┌────────

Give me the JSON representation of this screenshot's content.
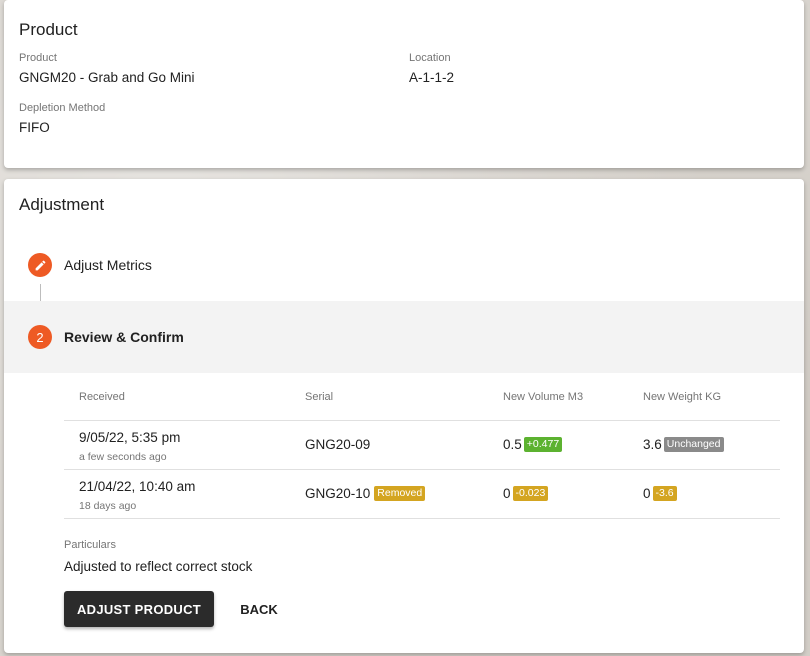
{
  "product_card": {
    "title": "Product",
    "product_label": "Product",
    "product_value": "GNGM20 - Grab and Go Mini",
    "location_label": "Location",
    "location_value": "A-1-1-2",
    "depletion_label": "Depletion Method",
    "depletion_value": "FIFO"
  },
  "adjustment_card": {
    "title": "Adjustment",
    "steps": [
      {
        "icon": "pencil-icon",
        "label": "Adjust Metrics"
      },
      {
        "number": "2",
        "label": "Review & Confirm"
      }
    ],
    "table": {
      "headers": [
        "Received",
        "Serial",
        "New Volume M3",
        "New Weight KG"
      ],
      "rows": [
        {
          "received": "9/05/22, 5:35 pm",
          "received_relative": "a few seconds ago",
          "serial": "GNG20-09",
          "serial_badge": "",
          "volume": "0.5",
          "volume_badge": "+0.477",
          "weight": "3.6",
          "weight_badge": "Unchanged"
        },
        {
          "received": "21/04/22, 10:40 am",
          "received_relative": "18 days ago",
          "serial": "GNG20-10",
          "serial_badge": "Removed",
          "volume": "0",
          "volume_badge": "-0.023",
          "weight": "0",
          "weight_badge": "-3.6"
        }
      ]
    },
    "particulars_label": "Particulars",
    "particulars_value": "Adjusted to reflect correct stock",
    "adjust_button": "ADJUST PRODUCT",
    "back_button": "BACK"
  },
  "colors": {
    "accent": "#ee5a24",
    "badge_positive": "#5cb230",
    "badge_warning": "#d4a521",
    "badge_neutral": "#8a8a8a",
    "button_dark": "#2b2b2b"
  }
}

└────────
┌────────

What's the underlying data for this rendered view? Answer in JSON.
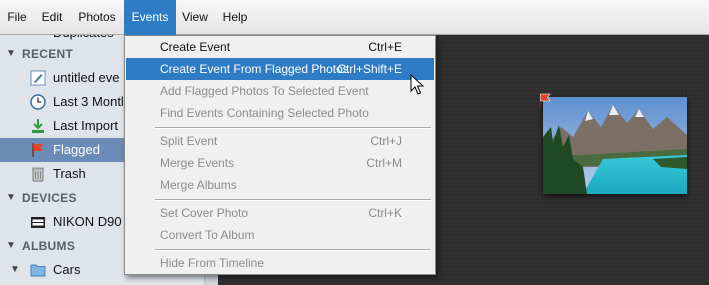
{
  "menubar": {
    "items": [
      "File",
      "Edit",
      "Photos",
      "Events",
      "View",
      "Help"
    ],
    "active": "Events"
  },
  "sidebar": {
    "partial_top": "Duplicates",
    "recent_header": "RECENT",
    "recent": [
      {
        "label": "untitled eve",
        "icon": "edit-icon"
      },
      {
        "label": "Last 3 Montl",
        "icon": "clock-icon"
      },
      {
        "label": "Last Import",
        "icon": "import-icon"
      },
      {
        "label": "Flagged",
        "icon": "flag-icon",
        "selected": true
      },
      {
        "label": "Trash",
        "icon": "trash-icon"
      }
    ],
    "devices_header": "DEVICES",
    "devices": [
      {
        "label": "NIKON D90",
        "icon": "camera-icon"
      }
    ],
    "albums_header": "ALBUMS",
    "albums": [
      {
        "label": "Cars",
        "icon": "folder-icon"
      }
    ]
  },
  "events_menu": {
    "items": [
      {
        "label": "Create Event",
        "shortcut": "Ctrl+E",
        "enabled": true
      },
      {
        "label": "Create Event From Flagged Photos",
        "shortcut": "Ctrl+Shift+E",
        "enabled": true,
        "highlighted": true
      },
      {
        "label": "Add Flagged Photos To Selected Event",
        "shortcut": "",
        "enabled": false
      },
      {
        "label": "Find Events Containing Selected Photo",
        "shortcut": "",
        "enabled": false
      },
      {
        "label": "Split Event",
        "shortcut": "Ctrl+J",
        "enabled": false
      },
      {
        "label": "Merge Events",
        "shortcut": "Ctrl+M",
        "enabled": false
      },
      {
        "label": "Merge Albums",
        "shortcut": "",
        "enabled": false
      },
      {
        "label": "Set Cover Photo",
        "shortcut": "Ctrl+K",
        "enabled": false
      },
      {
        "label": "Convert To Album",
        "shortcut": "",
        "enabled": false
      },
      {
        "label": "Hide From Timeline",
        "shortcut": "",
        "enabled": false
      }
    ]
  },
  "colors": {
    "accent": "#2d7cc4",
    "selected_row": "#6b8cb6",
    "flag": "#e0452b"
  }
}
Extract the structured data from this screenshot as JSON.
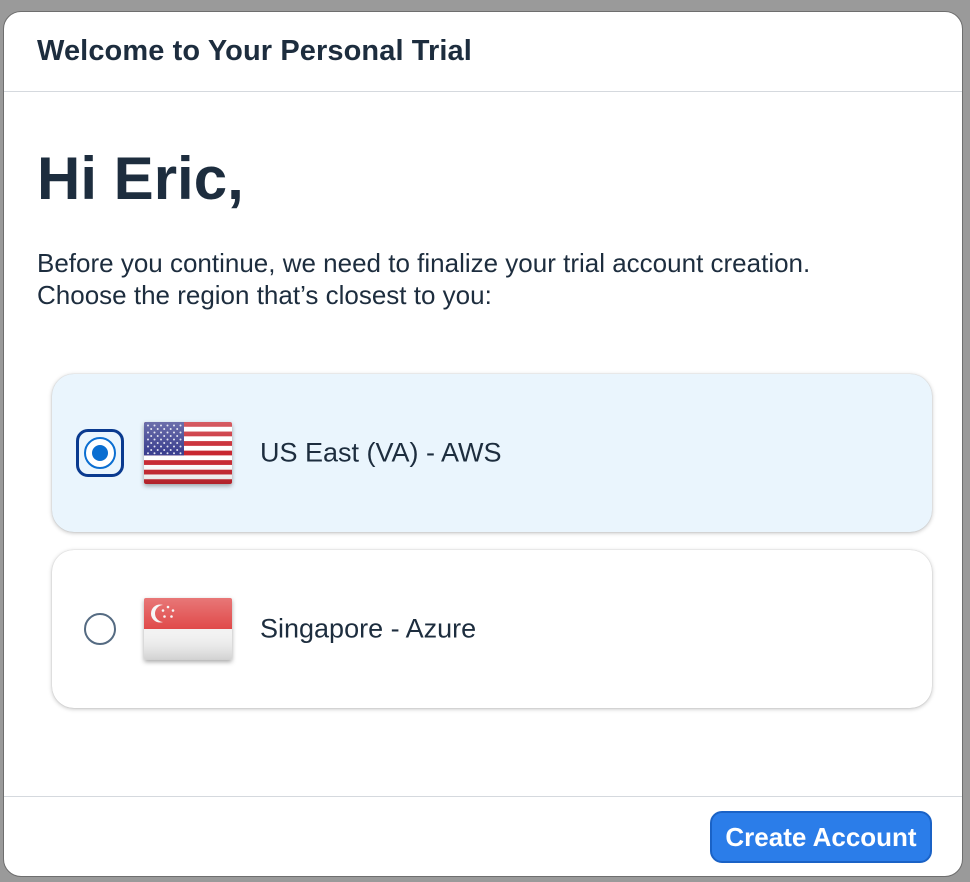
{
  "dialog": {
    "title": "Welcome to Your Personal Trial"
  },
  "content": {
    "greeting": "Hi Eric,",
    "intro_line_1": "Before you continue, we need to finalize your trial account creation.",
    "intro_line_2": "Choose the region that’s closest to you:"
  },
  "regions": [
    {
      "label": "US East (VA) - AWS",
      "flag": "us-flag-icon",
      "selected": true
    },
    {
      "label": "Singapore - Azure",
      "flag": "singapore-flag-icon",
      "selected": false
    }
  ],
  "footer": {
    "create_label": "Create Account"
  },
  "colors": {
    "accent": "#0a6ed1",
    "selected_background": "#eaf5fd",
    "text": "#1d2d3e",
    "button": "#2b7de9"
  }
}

└────────

= What is needed =
From the data above, copy each line that has the string "icon".

= Complete output =
        "icon": "pencil-icon",
        "icon": "edit-icon"
        "icon": "clock-icon"
        "icon": "import-icon"
        "icon": "flag-icon",
        "icon": "trash-icon"
        "icon": "camera-icon"
        "icon": "folder-icon"
      "flag": "us-flag-icon",
      "flag": "singapore-flag-icon",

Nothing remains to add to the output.